## TASK GOAL
Extract every line of the material below and reproduce it faithfully.

(Figure contents as structured data)
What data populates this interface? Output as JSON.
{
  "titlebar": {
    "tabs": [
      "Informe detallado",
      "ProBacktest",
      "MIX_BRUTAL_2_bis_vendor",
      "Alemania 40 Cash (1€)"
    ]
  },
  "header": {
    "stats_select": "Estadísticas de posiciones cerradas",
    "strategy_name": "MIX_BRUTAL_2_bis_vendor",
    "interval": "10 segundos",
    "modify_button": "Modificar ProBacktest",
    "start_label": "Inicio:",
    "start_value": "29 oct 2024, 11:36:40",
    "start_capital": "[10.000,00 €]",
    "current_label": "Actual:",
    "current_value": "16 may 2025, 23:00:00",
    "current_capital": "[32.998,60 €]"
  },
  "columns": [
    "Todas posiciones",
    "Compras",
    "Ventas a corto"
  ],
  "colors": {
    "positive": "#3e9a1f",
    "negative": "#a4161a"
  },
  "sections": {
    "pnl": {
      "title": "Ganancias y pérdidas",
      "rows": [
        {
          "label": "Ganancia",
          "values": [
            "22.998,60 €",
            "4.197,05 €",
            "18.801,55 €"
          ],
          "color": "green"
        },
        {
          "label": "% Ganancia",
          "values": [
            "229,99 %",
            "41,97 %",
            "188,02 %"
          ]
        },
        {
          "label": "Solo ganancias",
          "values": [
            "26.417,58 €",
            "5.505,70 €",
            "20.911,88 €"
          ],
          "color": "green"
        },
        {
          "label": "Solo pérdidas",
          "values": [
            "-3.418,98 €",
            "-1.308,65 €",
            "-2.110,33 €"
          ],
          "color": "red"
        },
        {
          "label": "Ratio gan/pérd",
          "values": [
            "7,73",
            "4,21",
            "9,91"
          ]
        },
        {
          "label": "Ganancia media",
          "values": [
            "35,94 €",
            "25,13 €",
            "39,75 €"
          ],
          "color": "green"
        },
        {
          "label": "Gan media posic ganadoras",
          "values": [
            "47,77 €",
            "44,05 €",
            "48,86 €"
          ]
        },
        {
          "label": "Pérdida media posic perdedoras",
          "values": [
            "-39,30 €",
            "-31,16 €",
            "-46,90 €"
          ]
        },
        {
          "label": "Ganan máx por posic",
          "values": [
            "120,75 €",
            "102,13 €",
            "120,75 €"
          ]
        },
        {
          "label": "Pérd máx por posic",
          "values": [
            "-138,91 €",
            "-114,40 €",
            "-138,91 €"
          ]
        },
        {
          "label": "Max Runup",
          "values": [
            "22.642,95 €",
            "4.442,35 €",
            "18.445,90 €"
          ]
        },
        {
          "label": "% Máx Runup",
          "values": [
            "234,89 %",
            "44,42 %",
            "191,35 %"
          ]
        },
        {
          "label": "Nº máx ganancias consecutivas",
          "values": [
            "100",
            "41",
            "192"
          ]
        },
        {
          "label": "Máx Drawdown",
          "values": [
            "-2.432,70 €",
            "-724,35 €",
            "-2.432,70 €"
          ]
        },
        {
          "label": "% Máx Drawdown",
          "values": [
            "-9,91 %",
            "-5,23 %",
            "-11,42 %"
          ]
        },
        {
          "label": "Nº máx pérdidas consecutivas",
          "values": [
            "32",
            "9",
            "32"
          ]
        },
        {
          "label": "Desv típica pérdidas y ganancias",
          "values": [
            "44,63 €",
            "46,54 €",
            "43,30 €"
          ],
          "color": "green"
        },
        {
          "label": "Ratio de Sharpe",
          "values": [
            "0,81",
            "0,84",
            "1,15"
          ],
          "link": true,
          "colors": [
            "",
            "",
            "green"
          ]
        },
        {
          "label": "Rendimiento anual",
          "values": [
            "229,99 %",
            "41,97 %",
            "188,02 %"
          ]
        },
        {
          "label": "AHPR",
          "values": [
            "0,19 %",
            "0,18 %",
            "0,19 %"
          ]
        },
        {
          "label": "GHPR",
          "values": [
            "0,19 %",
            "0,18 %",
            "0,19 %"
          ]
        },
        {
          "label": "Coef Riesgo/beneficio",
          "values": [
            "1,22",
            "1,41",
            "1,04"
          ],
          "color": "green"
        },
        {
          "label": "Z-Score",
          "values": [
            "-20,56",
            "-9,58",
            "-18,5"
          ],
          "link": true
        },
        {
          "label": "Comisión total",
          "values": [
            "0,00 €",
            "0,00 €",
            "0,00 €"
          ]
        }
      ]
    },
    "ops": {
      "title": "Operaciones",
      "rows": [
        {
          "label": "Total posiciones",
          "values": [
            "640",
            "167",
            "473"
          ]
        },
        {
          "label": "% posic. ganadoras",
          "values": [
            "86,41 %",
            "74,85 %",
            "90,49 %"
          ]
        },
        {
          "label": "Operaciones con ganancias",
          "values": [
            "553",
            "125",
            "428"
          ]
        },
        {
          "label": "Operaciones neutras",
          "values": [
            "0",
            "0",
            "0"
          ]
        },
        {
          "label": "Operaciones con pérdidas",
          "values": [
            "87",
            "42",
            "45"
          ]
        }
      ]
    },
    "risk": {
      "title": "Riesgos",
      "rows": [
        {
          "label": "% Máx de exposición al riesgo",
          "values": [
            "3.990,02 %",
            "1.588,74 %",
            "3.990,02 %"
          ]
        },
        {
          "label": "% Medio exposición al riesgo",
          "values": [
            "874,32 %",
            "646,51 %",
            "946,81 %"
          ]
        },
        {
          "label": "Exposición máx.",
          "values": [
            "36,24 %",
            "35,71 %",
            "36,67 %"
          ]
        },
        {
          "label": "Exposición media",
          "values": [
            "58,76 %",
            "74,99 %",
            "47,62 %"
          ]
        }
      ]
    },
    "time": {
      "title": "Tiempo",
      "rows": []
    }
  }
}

## SOLUTION TO THIS PROBLEM
What data populates this interface? Output as JSON.
{
  "titlebar": {
    "tabs": [
      "Informe detallado",
      "ProBacktest",
      "MIX_BRUTAL_2_bis_vendor",
      "Alemania 40 Cash (1€)"
    ]
  },
  "header": {
    "stats_select": "Estadísticas de posiciones cerradas",
    "strategy_name": "MIX_BRUTAL_2_bis_vendor",
    "interval": "10 segundos",
    "modify_button": "Modificar ProBacktest",
    "start_label": "Inicio:",
    "start_value": "29 oct 2024, 11:36:40",
    "start_capital": "[10.000,00 €]",
    "current_label": "Actual:",
    "current_value": "16 may 2025, 23:00:00",
    "current_capital": "[32.998,60 €]"
  },
  "columns": [
    "Todas posiciones",
    "Compras",
    "Ventas a corto"
  ],
  "colors": {
    "positive": "#3e9a1f",
    "negative": "#a4161a"
  },
  "sections": {
    "pnl": {
      "title": "Ganancias y pérdidas",
      "rows": [
        {
          "label": "Ganancia",
          "values": [
            "22.998,60 €",
            "4.197,05 €",
            "18.801,55 €"
          ],
          "color": "green"
        },
        {
          "label": "% Ganancia",
          "values": [
            "229,99 %",
            "41,97 %",
            "188,02 %"
          ]
        },
        {
          "label": "Solo ganancias",
          "values": [
            "26.417,58 €",
            "5.505,70 €",
            "20.911,88 €"
          ],
          "color": "green"
        },
        {
          "label": "Solo pérdidas",
          "values": [
            "-3.418,98 €",
            "-1.308,65 €",
            "-2.110,33 €"
          ],
          "color": "red"
        },
        {
          "label": "Ratio gan/pérd",
          "values": [
            "7,73",
            "4,21",
            "9,91"
          ]
        },
        {
          "label": "Ganancia media",
          "values": [
            "35,94 €",
            "25,13 €",
            "39,75 €"
          ],
          "color": "green"
        },
        {
          "label": "Gan media posic ganadoras",
          "values": [
            "47,77 €",
            "44,05 €",
            "48,86 €"
          ]
        },
        {
          "label": "Pérdida media posic perdedoras",
          "values": [
            "-39,30 €",
            "-31,16 €",
            "-46,90 €"
          ]
        },
        {
          "label": "Ganan máx por posic",
          "values": [
            "120,75 €",
            "102,13 €",
            "120,75 €"
          ]
        },
        {
          "label": "Pérd máx por posic",
          "values": [
            "-138,91 €",
            "-114,40 €",
            "-138,91 €"
          ]
        },
        {
          "label": "Max Runup",
          "values": [
            "22.642,95 €",
            "4.442,35 €",
            "18.445,90 €"
          ]
        },
        {
          "label": "% Máx Runup",
          "values": [
            "234,89 %",
            "44,42 %",
            "191,35 %"
          ]
        },
        {
          "label": "Nº máx ganancias consecutivas",
          "values": [
            "100",
            "41",
            "192"
          ]
        },
        {
          "label": "Máx Drawdown",
          "values": [
            "-2.432,70 €",
            "-724,35 €",
            "-2.432,70 €"
          ]
        },
        {
          "label": "% Máx Drawdown",
          "values": [
            "-9,91 %",
            "-5,23 %",
            "-11,42 %"
          ]
        },
        {
          "label": "Nº máx pérdidas consecutivas",
          "values": [
            "32",
            "9",
            "32"
          ]
        },
        {
          "label": "Desv típica pérdidas y ganancias",
          "values": [
            "44,63 €",
            "46,54 €",
            "43,30 €"
          ],
          "color": "green"
        },
        {
          "label": "Ratio de Sharpe",
          "values": [
            "0,81",
            "0,84",
            "1,15"
          ],
          "link": true,
          "colors": [
            "",
            "",
            "green"
          ]
        },
        {
          "label": "Rendimiento anual",
          "values": [
            "229,99 %",
            "41,97 %",
            "188,02 %"
          ]
        },
        {
          "label": "AHPR",
          "values": [
            "0,19 %",
            "0,18 %",
            "0,19 %"
          ]
        },
        {
          "label": "GHPR",
          "values": [
            "0,19 %",
            "0,18 %",
            "0,19 %"
          ]
        },
        {
          "label": "Coef Riesgo/beneficio",
          "values": [
            "1,22",
            "1,41",
            "1,04"
          ],
          "color": "green"
        },
        {
          "label": "Z-Score",
          "values": [
            "-20,56",
            "-9,58",
            "-18,5"
          ],
          "link": true
        },
        {
          "label": "Comisión total",
          "values": [
            "0,00 €",
            "0,00 €",
            "0,00 €"
          ]
        }
      ]
    },
    "ops": {
      "title": "Operaciones",
      "rows": [
        {
          "label": "Total posiciones",
          "values": [
            "640",
            "167",
            "473"
          ]
        },
        {
          "label": "% posic. ganadoras",
          "values": [
            "86,41 %",
            "74,85 %",
            "90,49 %"
          ]
        },
        {
          "label": "Operaciones con ganancias",
          "values": [
            "553",
            "125",
            "428"
          ]
        },
        {
          "label": "Operaciones neutras",
          "values": [
            "0",
            "0",
            "0"
          ]
        },
        {
          "label": "Operaciones con pérdidas",
          "values": [
            "87",
            "42",
            "45"
          ]
        }
      ]
    },
    "risk": {
      "title": "Riesgos",
      "rows": [
        {
          "label": "% Máx de exposición al riesgo",
          "values": [
            "3.990,02 %",
            "1.588,74 %",
            "3.990,02 %"
          ]
        },
        {
          "label": "% Medio exposición al riesgo",
          "values": [
            "874,32 %",
            "646,51 %",
            "946,81 %"
          ]
        },
        {
          "label": "Exposición máx.",
          "values": [
            "36,24 %",
            "35,71 %",
            "36,67 %"
          ]
        },
        {
          "label": "Exposición media",
          "values": [
            "58,76 %",
            "74,99 %",
            "47,62 %"
          ]
        }
      ]
    },
    "time": {
      "title": "Tiempo",
      "rows": []
    }
  }
}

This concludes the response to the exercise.